§ Problem 1
In the Palermo travel account, what two cars did the group rent in place of the planned van?

§ Text passage

* * * * * * * * *

With that fright out of the way, we boarded our mostly-empty flight, fell asleep stretched out across our own rows, and woke up in Palermo to a torrential rain shower. Instead of the van we had planned to rent, which turned out to be manual transmission, we rented a Smart car and a Toyota Yarus. Roberto drove the smart with Genie as his passenger and Katie drove the Yarus with Marcelo navigating in the front seat and me and Cindy passed out in the back. After losing our way, we had a delightfully horrendous jaunt through the crowded, narrow, dirty streets of Palermo in search of our hostel. Though we knew where it was and what streets crossed it, all the streets there were one way and none of them seemed to be going in the right direction. We ran over a door, had several head-on confrontations in back alleys, were turned away from a church parking lot by a bum / policeman, went down several roads the wrong way, saw nearly every sight in Palermo as it breezed by, and passed up our hostel just as we reached the right road. Finally, when Marcelo was on the verge of a breakdown, we hit our hostel again and parked the car in a questionable spot on the side of the road. Success.
We reached the hostel, which was situated past a half-finished courtyard with chipped stucco and exposed pipes and up several flights of stairs slapped together in pylon wood and sheet metal. Sketch? Yes, yes it was. But when we opened the door, Giuseppe, the hostel host, welcomed us into a quaint little apartment with several rooms, a homey living room / dining room combo, and a little terrace garden. Roberto and Genie had just arrived there ten minutes before, after struggling with a map of Milan and another map of Palermo that filled the entire Smart Car. They had lost half our reservation, but rearranged us so that we were all in one room with three sets of bunk beds. Giuseppe gave us a map and marked out sites for us, and then we were off with a few weather-worn umbrellas courtesy of, again, Giuseppe. We stopped for lunch first at the place Giuseppe recommended where we tried Arancine, aka large balls of fried rice, cheese, mozzarella, and various fillings; mushrooms, for mine. They were the size of softballs and I was really the only one who liked them, even though afterwards I thought I would die.
We walked by the seaside, very much reminded of Tortuga by the creeping trees like Caribbean plants and gray-washed buildings by the turquoise water, then took refuge from the rain (yes, it was still pouring, with intermittent breaks of light showers) in the Duomo, a pretty and airy church with Byzantine-like cupolas. Since we were nearly falling asleep in the pews, we headed to the outskirts of the city, where the trash was piled high and the buildings even more dilapidated (Palermo is not what I would call clean or pretty, by any means, though it does have a grungy sort of charm. The rain turning the garbage heaps into unidentifiable slush was no help either.), towards the Cappuccinni catacombs. The catacombs were, in the late 1800s, discovered to have amazing preservative properties, and so many people were buried there.

* * * * * * * * *

§ Problem 2
Retype the entries between the line holding "46, 618, 719]" and the line holding "dialog-message: 发生生成错误。是否继续并运行上次的成功生成? [837, 347, 1096, 364]", inclusive, with no changes.

[Spatial annotation records]
* * * * * * * * *

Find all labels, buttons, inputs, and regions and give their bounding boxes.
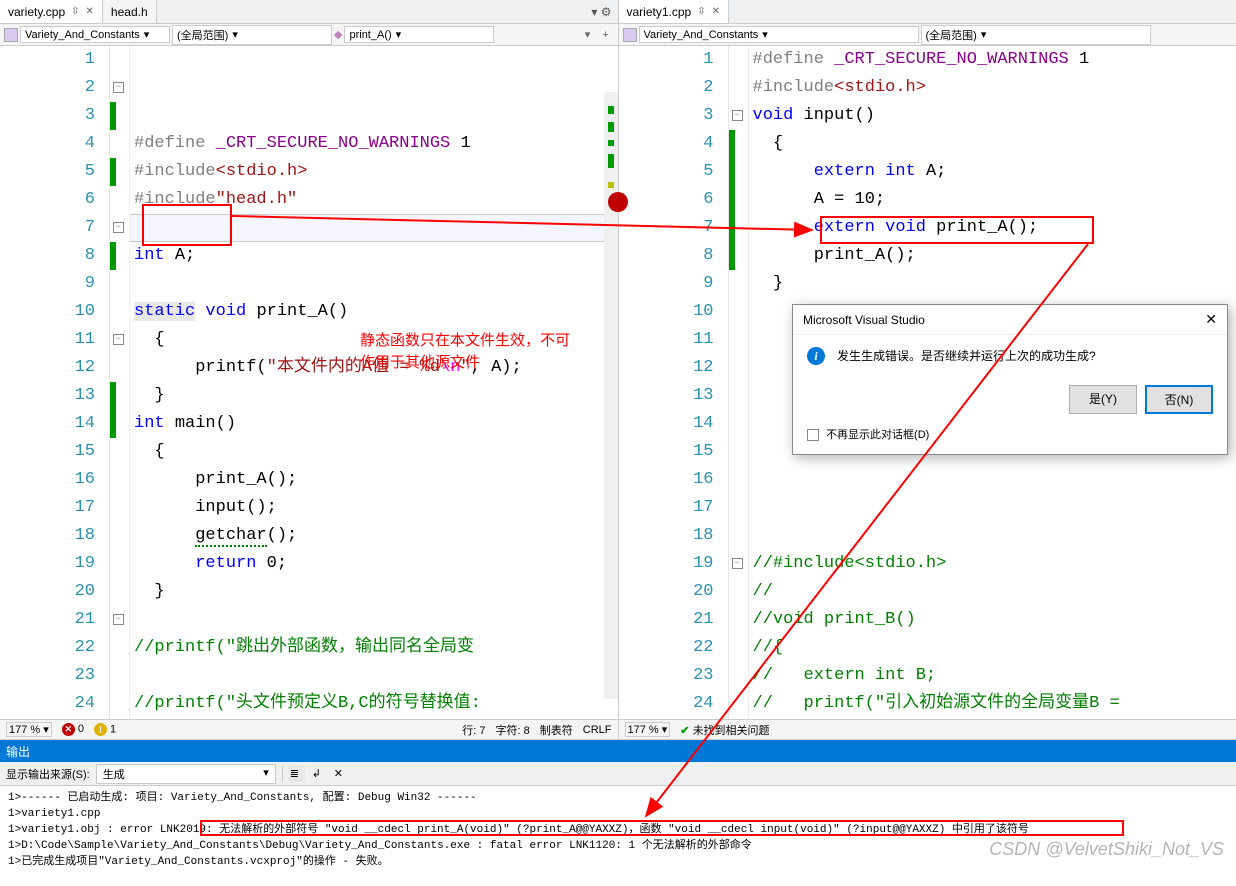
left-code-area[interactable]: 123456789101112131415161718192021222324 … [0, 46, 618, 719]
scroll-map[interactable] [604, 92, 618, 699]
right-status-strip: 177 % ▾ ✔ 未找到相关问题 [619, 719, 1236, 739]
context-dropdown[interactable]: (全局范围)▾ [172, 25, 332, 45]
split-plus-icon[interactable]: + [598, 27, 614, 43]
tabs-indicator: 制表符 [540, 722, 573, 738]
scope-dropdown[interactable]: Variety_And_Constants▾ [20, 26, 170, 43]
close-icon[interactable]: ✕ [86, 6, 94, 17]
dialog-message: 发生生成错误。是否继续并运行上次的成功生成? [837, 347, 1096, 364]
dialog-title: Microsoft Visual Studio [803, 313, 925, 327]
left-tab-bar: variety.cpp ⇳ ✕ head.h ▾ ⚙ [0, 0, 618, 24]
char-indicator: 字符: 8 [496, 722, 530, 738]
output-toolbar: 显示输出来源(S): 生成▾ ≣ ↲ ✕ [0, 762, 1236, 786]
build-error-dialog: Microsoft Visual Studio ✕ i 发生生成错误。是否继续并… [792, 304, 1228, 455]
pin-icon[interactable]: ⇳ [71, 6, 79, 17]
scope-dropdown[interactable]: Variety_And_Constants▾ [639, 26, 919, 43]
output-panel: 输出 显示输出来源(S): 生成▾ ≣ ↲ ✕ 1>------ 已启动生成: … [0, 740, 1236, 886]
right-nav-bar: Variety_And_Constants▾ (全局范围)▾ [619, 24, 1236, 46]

* * * * * * * * *

§ Response 1
A Smart car and a Toyota Yarus.

§ Response 2
left-code-area[interactable]: 123456789101112131415161718192021222324 … [0, 46, 618, 719]
scroll-map[interactable] [604, 92, 618, 699]
right-status-strip: 177 % ▾ ✔ 未找到相关问题 [619, 719, 1236, 739]
context-dropdown[interactable]: (全局范围)▾ [172, 25, 332, 45]
split-plus-icon[interactable]: + [598, 27, 614, 43]
tabs-indicator: 制表符 [540, 722, 573, 738]
scope-dropdown[interactable]: Variety_And_Constants▾ [20, 26, 170, 43]
close-icon[interactable]: ✕ [86, 6, 94, 17]
dialog-message: 发生生成错误。是否继续并运行上次的成功生成? [837, 347, 1096, 364]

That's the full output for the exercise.